TASK STATEMENT >> Repeat the material below exactly, with no pictures.

A block of data

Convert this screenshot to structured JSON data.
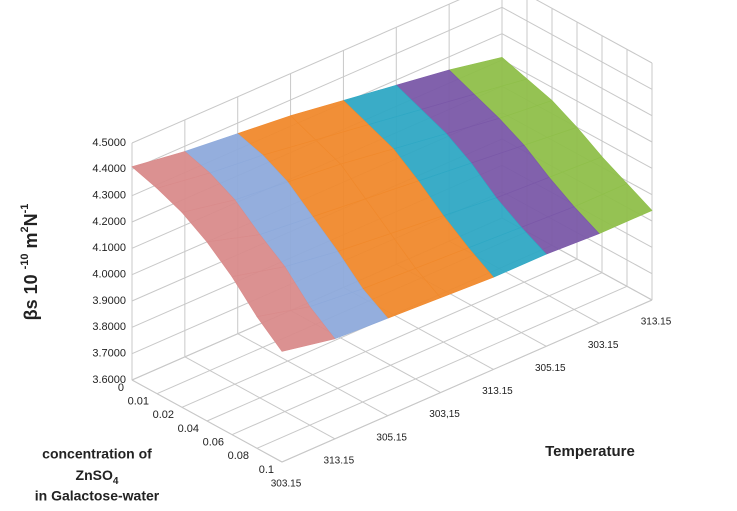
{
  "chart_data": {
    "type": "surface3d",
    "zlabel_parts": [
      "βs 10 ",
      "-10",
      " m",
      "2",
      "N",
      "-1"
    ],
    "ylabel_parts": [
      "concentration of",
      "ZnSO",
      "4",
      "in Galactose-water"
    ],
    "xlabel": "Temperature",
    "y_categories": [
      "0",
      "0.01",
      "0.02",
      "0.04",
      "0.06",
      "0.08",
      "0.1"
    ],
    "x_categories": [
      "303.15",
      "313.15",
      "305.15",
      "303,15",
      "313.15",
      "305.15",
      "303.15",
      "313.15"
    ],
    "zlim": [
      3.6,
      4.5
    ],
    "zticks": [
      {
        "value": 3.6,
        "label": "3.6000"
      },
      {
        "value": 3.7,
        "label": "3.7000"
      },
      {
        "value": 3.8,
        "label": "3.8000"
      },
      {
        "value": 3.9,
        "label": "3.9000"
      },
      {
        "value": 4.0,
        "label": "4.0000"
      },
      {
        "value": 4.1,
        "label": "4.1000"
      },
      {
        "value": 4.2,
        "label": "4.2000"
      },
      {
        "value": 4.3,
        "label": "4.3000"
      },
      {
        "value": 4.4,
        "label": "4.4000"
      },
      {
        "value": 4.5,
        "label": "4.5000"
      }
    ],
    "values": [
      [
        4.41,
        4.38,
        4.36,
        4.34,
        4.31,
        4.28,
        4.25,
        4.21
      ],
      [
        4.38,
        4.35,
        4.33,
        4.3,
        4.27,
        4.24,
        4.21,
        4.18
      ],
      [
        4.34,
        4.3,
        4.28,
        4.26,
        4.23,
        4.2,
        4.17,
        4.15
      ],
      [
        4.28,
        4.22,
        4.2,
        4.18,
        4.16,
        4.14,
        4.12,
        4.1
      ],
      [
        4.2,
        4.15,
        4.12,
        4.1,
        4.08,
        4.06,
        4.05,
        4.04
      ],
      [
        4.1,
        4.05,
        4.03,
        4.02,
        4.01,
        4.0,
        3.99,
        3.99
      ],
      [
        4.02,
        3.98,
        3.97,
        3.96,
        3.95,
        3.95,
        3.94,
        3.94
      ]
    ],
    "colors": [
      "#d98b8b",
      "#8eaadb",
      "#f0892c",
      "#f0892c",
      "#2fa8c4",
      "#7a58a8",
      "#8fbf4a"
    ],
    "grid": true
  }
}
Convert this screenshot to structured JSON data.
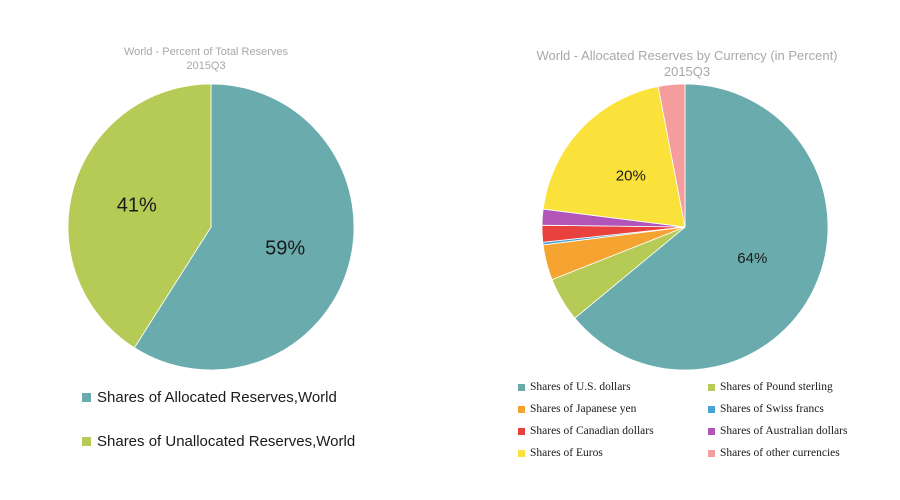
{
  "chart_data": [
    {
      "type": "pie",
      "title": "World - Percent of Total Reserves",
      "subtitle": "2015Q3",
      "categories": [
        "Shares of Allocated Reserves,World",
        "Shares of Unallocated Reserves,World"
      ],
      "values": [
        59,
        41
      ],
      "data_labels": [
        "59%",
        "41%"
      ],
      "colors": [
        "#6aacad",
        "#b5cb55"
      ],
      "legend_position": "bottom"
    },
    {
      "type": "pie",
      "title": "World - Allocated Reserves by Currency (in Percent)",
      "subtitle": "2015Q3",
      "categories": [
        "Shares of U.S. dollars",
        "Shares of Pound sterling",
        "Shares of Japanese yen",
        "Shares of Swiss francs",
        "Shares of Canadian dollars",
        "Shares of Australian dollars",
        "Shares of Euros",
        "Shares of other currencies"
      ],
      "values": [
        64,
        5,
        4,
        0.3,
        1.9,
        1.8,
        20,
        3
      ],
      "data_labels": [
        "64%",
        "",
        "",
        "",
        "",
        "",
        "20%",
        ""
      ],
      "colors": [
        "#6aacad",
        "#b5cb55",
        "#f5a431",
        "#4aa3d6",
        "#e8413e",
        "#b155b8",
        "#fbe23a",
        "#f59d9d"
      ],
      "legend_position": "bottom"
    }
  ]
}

TASK RESULT >>
Convert this screenshot to structured JSON data.
{
  "chart_data": {
    "type": "surface3d",
    "zlabel_parts": [
      "βs 10 ",
      "-10",
      " m",
      "2",
      "N",
      "-1"
    ],
    "ylabel_parts": [
      "concentration of",
      "ZnSO",
      "4",
      "in Galactose-water"
    ],
    "xlabel": "Temperature",
    "y_categories": [
      "0",
      "0.01",
      "0.02",
      "0.04",
      "0.06",
      "0.08",
      "0.1"
    ],
    "x_categories": [
      "303.15",
      "313.15",
      "305.15",
      "303,15",
      "313.15",
      "305.15",
      "303.15",
      "313.15"
    ],
    "zlim": [
      3.6,
      4.5
    ],
    "zticks": [
      {
        "value": 3.6,
        "label": "3.6000"
      },
      {
        "value": 3.7,
        "label": "3.7000"
      },
      {
        "value": 3.8,
        "label": "3.8000"
      },
      {
        "value": 3.9,
        "label": "3.9000"
      },
      {
        "value": 4.0,
        "label": "4.0000"
      },
      {
        "value": 4.1,
        "label": "4.1000"
      },
      {
        "value": 4.2,
        "label": "4.2000"
      },
      {
        "value": 4.3,
        "label": "4.3000"
      },
      {
        "value": 4.4,
        "label": "4.4000"
      },
      {
        "value": 4.5,
        "label": "4.5000"
      }
    ],
    "values": [
      [
        4.41,
        4.38,
        4.36,
        4.34,
        4.31,
        4.28,
        4.25,
        4.21
      ],
      [
        4.38,
        4.35,
        4.33,
        4.3,
        4.27,
        4.24,
        4.21,
        4.18
      ],
      [
        4.34,
        4.3,
        4.28,
        4.26,
        4.23,
        4.2,
        4.17,
        4.15
      ],
      [
        4.28,
        4.22,
        4.2,
        4.18,
        4.16,
        4.14,
        4.12,
        4.1
      ],
      [
        4.2,
        4.15,
        4.12,
        4.1,
        4.08,
        4.06,
        4.05,
        4.04
      ],
      [
        4.1,
        4.05,
        4.03,
        4.02,
        4.01,
        4.0,
        3.99,
        3.99
      ],
      [
        4.02,
        3.98,
        3.97,
        3.96,
        3.95,
        3.95,
        3.94,
        3.94
      ]
    ],
    "colors": [
      "#d98b8b",
      "#8eaadb",
      "#f0892c",
      "#f0892c",
      "#2fa8c4",
      "#7a58a8",
      "#8fbf4a"
    ],
    "grid": true
  }
}
Convert this screenshot to structured JSON data.
{
  "chart_data": [
    {
      "type": "pie",
      "title": "World - Percent of Total Reserves",
      "subtitle": "2015Q3",
      "categories": [
        "Shares of Allocated Reserves,World",
        "Shares of Unallocated Reserves,World"
      ],
      "values": [
        59,
        41
      ],
      "data_labels": [
        "59%",
        "41%"
      ],
      "colors": [
        "#6aacad",
        "#b5cb55"
      ],
      "legend_position": "bottom"
    },
    {
      "type": "pie",
      "title": "World - Allocated Reserves by Currency (in Percent)",
      "subtitle": "2015Q3",
      "categories": [
        "Shares of U.S. dollars",
        "Shares of Pound sterling",
        "Shares of Japanese yen",
        "Shares of Swiss francs",
        "Shares of Canadian dollars",
        "Shares of Australian dollars",
        "Shares of Euros",
        "Shares of other currencies"
      ],
      "values": [
        64,
        5,
        4,
        0.3,
        1.9,
        1.8,
        20,
        3
      ],
      "data_labels": [
        "64%",
        "",
        "",
        "",
        "",
        "",
        "20%",
        ""
      ],
      "colors": [
        "#6aacad",
        "#b5cb55",
        "#f5a431",
        "#4aa3d6",
        "#e8413e",
        "#b155b8",
        "#fbe23a",
        "#f59d9d"
      ],
      "legend_position": "bottom"
    }
  ]
}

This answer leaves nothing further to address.